Search the data below for the word "downtrend" and copy each line that holds it.

[A run of records]

:::

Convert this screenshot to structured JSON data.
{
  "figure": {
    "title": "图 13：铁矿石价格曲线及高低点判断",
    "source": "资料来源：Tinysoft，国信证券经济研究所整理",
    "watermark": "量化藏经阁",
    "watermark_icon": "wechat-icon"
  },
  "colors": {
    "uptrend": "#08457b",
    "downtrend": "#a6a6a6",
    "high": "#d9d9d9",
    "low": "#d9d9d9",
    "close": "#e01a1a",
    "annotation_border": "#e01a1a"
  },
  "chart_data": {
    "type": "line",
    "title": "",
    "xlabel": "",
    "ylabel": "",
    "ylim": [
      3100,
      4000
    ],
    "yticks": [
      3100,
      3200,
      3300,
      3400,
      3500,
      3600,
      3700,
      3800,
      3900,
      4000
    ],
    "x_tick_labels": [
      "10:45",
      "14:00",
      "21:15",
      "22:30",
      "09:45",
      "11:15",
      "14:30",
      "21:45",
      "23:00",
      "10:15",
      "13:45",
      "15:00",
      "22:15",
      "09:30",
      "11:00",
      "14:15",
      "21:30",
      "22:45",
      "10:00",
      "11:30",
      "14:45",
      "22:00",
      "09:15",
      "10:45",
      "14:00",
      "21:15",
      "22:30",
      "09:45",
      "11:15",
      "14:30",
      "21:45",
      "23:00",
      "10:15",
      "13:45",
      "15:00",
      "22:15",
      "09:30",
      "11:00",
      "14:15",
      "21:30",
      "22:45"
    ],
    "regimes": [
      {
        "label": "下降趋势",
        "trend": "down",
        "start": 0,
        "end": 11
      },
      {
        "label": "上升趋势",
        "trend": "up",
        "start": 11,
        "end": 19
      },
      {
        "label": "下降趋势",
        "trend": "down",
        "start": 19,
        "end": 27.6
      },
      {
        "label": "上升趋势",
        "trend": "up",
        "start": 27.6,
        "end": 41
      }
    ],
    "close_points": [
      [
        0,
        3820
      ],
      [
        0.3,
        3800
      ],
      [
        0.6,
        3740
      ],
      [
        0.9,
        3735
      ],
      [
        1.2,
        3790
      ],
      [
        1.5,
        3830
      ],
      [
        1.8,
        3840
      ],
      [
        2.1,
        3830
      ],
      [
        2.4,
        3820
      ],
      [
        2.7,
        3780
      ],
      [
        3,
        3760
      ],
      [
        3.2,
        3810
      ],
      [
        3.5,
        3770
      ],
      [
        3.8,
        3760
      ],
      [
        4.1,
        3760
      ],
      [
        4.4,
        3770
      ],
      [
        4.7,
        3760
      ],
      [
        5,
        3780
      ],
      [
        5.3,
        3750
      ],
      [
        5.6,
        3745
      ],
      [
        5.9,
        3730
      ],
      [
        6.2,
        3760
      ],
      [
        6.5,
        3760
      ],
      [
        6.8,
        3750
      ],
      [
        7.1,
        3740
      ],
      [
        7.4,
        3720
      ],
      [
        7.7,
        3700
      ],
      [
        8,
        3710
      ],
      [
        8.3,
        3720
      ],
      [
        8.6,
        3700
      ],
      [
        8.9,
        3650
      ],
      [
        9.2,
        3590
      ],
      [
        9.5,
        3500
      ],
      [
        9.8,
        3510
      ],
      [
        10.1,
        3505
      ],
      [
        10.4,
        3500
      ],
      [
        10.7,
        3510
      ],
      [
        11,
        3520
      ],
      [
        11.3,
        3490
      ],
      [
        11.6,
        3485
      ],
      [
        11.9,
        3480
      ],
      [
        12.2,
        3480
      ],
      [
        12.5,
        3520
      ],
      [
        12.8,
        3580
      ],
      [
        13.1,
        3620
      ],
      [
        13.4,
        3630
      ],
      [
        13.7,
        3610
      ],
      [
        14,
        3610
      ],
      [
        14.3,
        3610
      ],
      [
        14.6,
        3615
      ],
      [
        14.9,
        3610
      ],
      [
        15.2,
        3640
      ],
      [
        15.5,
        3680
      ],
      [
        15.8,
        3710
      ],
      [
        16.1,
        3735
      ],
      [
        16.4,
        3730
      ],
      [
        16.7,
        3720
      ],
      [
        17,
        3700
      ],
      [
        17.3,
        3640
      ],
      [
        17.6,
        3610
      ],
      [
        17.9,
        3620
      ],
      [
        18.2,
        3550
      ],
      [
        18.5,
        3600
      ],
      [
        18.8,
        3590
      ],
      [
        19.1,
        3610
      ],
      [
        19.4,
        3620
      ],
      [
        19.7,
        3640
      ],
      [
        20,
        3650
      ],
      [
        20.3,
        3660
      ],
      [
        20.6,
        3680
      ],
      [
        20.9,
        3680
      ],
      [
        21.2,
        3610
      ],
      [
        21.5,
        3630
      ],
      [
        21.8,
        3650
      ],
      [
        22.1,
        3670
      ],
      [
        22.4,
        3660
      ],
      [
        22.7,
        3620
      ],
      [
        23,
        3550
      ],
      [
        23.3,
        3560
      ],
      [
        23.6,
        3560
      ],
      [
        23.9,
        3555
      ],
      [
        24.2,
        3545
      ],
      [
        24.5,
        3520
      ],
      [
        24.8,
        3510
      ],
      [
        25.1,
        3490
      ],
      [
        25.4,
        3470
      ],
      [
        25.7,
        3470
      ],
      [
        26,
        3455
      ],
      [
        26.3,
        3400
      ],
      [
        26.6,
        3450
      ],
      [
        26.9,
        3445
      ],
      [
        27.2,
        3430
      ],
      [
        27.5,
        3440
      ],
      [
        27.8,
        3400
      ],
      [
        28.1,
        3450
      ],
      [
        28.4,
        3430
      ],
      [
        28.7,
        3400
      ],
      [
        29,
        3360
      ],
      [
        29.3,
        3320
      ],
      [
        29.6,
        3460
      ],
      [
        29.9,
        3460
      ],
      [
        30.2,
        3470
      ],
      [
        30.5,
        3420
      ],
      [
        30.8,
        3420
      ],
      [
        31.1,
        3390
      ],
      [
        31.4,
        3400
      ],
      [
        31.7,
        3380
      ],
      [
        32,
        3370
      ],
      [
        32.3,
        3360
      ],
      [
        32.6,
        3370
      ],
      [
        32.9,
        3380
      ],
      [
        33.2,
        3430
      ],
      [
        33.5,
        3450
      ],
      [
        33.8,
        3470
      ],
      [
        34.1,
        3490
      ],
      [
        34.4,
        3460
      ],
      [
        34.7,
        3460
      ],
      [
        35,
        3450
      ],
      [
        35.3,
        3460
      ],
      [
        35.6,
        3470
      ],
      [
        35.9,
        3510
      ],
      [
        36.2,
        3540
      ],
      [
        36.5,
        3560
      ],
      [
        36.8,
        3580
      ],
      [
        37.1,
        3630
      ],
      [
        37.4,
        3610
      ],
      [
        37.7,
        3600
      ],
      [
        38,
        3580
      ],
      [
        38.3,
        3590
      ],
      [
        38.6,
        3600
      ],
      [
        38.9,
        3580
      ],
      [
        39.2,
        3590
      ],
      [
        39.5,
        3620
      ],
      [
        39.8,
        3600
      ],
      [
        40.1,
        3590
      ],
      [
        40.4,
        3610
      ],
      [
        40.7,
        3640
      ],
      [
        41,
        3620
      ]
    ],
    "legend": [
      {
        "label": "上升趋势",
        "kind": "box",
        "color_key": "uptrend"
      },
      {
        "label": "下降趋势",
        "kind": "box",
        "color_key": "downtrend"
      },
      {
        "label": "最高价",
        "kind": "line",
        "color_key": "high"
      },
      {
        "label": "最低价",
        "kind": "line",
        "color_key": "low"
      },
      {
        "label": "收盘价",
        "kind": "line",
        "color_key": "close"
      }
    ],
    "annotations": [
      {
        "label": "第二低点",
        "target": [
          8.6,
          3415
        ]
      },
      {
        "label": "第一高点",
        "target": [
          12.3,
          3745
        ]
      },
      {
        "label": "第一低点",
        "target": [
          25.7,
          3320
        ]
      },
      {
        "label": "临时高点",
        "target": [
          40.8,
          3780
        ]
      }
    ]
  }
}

:::

- [Response for this exercise]:
    "downtrend": "#a6a6a6",
        "color_key": "downtrend"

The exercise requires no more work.